**GIVEN RECORDS**:
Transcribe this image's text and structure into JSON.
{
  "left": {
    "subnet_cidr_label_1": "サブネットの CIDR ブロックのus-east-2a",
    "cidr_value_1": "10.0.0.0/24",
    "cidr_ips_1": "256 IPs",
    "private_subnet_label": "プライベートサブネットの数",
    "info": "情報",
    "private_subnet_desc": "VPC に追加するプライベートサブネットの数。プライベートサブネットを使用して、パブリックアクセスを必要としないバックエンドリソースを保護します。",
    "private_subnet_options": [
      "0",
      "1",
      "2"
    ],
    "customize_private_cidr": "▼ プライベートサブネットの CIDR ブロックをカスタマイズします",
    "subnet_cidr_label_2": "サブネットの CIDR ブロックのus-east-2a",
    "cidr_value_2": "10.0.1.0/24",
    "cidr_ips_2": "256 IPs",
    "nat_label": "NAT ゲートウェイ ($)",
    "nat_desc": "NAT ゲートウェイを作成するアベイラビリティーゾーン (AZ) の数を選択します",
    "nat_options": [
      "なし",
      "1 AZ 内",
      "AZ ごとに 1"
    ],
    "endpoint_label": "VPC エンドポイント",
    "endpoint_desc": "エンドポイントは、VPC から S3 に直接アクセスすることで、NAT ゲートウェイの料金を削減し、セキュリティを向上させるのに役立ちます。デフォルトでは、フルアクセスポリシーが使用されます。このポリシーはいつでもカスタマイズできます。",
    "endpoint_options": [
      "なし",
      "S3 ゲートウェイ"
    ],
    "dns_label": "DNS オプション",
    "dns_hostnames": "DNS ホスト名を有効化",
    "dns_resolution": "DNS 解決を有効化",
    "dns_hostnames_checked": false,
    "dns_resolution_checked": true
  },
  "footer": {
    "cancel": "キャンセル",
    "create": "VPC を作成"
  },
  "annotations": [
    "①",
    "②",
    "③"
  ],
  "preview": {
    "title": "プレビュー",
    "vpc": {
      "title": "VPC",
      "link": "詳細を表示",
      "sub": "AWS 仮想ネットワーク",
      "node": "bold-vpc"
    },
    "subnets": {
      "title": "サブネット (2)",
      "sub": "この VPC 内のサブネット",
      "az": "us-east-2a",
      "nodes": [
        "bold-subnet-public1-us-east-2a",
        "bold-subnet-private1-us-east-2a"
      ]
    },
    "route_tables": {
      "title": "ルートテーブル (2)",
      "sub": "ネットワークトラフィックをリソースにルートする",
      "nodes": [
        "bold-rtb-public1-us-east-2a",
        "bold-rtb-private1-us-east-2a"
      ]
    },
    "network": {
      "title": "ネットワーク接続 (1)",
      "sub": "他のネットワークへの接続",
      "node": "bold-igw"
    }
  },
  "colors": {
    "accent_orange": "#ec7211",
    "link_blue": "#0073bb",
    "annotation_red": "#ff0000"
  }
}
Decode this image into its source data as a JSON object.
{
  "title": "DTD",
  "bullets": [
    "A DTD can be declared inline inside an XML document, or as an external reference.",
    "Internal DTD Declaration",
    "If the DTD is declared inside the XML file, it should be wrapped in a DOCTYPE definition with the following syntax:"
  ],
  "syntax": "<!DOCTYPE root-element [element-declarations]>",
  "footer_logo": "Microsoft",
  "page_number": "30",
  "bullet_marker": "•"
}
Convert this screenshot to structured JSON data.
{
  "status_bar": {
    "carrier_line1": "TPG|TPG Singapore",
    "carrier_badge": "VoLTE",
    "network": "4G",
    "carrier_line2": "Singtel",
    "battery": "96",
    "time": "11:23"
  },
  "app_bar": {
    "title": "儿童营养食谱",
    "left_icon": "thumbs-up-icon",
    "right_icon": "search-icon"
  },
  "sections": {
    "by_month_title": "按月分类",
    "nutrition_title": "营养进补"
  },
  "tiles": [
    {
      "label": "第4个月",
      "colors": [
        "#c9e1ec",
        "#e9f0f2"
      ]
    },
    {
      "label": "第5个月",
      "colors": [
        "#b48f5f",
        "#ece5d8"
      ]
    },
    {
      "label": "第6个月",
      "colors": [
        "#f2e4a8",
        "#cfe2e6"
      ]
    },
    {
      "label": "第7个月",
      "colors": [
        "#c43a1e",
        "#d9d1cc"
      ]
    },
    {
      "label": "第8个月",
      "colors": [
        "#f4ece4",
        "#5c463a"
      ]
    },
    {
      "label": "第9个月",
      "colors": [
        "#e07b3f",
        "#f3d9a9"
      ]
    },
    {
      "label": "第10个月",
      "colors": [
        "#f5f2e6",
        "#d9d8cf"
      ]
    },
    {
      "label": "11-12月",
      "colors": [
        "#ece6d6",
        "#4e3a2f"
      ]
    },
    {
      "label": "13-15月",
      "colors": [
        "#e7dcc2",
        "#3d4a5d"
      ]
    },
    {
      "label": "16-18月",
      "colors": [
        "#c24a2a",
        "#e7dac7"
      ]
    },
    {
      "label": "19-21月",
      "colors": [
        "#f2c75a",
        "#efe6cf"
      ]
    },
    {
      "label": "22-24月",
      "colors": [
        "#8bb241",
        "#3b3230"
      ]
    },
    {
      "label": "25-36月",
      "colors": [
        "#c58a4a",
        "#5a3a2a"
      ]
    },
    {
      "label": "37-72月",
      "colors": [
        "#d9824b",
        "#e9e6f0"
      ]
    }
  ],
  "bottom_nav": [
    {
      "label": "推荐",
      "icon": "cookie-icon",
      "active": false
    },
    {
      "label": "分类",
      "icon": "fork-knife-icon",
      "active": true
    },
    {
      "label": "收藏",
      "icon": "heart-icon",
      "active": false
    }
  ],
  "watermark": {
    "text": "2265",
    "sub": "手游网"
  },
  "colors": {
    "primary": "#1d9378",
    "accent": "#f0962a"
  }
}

**WRITTEN EXERCISE**: Extract all of the material exactly as it is written.

**WRITTEN RESPONSE**:
Transcribe this image's text and structure into JSON.
{
  "left": {
    "subnet_cidr_label_1": "サブネットの CIDR ブロックのus-east-2a",
    "cidr_value_1": "10.0.0.0/24",
    "cidr_ips_1": "256 IPs",
    "private_subnet_label": "プライベートサブネットの数",
    "info": "情報",
    "private_subnet_desc": "VPC に追加するプライベートサブネットの数。プライベートサブネットを使用して、パブリックアクセスを必要としないバックエンドリソースを保護します。",
    "private_subnet_options": [
      "0",
      "1",
      "2"
    ],
    "customize_private_cidr": "▼ プライベートサブネットの CIDR ブロックをカスタマイズします",
    "subnet_cidr_label_2": "サブネットの CIDR ブロックのus-east-2a",
    "cidr_value_2": "10.0.1.0/24",
    "cidr_ips_2": "256 IPs",
    "nat_label": "NAT ゲートウェイ ($)",
    "nat_desc": "NAT ゲートウェイを作成するアベイラビリティーゾーン (AZ) の数を選択します",
    "nat_options": [
      "なし",
      "1 AZ 内",
      "AZ ごとに 1"
    ],
    "endpoint_label": "VPC エンドポイント",
    "endpoint_desc": "エンドポイントは、VPC から S3 に直接アクセスすることで、NAT ゲートウェイの料金を削減し、セキュリティを向上させるのに役立ちます。デフォルトでは、フルアクセスポリシーが使用されます。このポリシーはいつでもカスタマイズできます。",
    "endpoint_options": [
      "なし",
      "S3 ゲートウェイ"
    ],
    "dns_label": "DNS オプション",
    "dns_hostnames": "DNS ホスト名を有効化",
    "dns_resolution": "DNS 解決を有効化",
    "dns_hostnames_checked": false,
    "dns_resolution_checked": true
  },
  "footer": {
    "cancel": "キャンセル",
    "create": "VPC を作成"
  },
  "annotations": [
    "①",
    "②",
    "③"
  ],
  "preview": {
    "title": "プレビュー",
    "vpc": {
      "title": "VPC",
      "link": "詳細を表示",
      "sub": "AWS 仮想ネットワーク",
      "node": "bold-vpc"
    },
    "subnets": {
      "title": "サブネット (2)",
      "sub": "この VPC 内のサブネット",
      "az": "us-east-2a",
      "nodes": [
        "bold-subnet-public1-us-east-2a",
        "bold-subnet-private1-us-east-2a"
      ]
    },
    "route_tables": {
      "title": "ルートテーブル (2)",
      "sub": "ネットワークトラフィックをリソースにルートする",
      "nodes": [
        "bold-rtb-public1-us-east-2a",
        "bold-rtb-private1-us-east-2a"
      ]
    },
    "network": {
      "title": "ネットワーク接続 (1)",
      "sub": "他のネットワークへの接続",
      "node": "bold-igw"
    }
  },
  "colors": {
    "accent_orange": "#ec7211",
    "link_blue": "#0073bb",
    "annotation_red": "#ff0000"
  }
}
Decode this image into its source data as a JSON object.
{
  "title": "DTD",
  "bullets": [
    "A DTD can be declared inline inside an XML document, or as an external reference.",
    "Internal DTD Declaration",
    "If the DTD is declared inside the XML file, it should be wrapped in a DOCTYPE definition with the following syntax:"
  ],
  "syntax": "<!DOCTYPE root-element [element-declarations]>",
  "footer_logo": "Microsoft",
  "page_number": "30",
  "bullet_marker": "•"
}
Convert this screenshot to structured JSON data.
{
  "status_bar": {
    "carrier_line1": "TPG|TPG Singapore",
    "carrier_badge": "VoLTE",
    "network": "4G",
    "carrier_line2": "Singtel",
    "battery": "96",
    "time": "11:23"
  },
  "app_bar": {
    "title": "儿童营养食谱",
    "left_icon": "thumbs-up-icon",
    "right_icon": "search-icon"
  },
  "sections": {
    "by_month_title": "按月分类",
    "nutrition_title": "营养进补"
  },
  "tiles": [
    {
      "label": "第4个月",
      "colors": [
        "#c9e1ec",
        "#e9f0f2"
      ]
    },
    {
      "label": "第5个月",
      "colors": [
        "#b48f5f",
        "#ece5d8"
      ]
    },
    {
      "label": "第6个月",
      "colors": [
        "#f2e4a8",
        "#cfe2e6"
      ]
    },
    {
      "label": "第7个月",
      "colors": [
        "#c43a1e",
        "#d9d1cc"
      ]
    },
    {
      "label": "第8个月",
      "colors": [
        "#f4ece4",
        "#5c463a"
      ]
    },
    {
      "label": "第9个月",
      "colors": [
        "#e07b3f",
        "#f3d9a9"
      ]
    },
    {
      "label": "第10个月",
      "colors": [
        "#f5f2e6",
        "#d9d8cf"
      ]
    },
    {
      "label": "11-12月",
      "colors": [
        "#ece6d6",
        "#4e3a2f"
      ]
    },
    {
      "label": "13-15月",
      "colors": [
        "#e7dcc2",
        "#3d4a5d"
      ]
    },
    {
      "label": "16-18月",
      "colors": [
        "#c24a2a",
        "#e7dac7"
      ]
    },
    {
      "label": "19-21月",
      "colors": [
        "#f2c75a",
        "#efe6cf"
      ]
    },
    {
      "label": "22-24月",
      "colors": [
        "#8bb241",
        "#3b3230"
      ]
    },
    {
      "label": "25-36月",
      "colors": [
        "#c58a4a",
        "#5a3a2a"
      ]
    },
    {
      "label": "37-72月",
      "colors": [
        "#d9824b",
        "#e9e6f0"
      ]
    }
  ],
  "bottom_nav": [
    {
      "label": "推荐",
      "icon": "cookie-icon",
      "active": false
    },
    {
      "label": "分类",
      "icon": "fork-knife-icon",
      "active": true
    },
    {
      "label": "收藏",
      "icon": "heart-icon",
      "active": false
    }
  ],
  "watermark": {
    "text": "2265",
    "sub": "手游网"
  },
  "colors": {
    "primary": "#1d9378",
    "accent": "#f0962a"
  }
}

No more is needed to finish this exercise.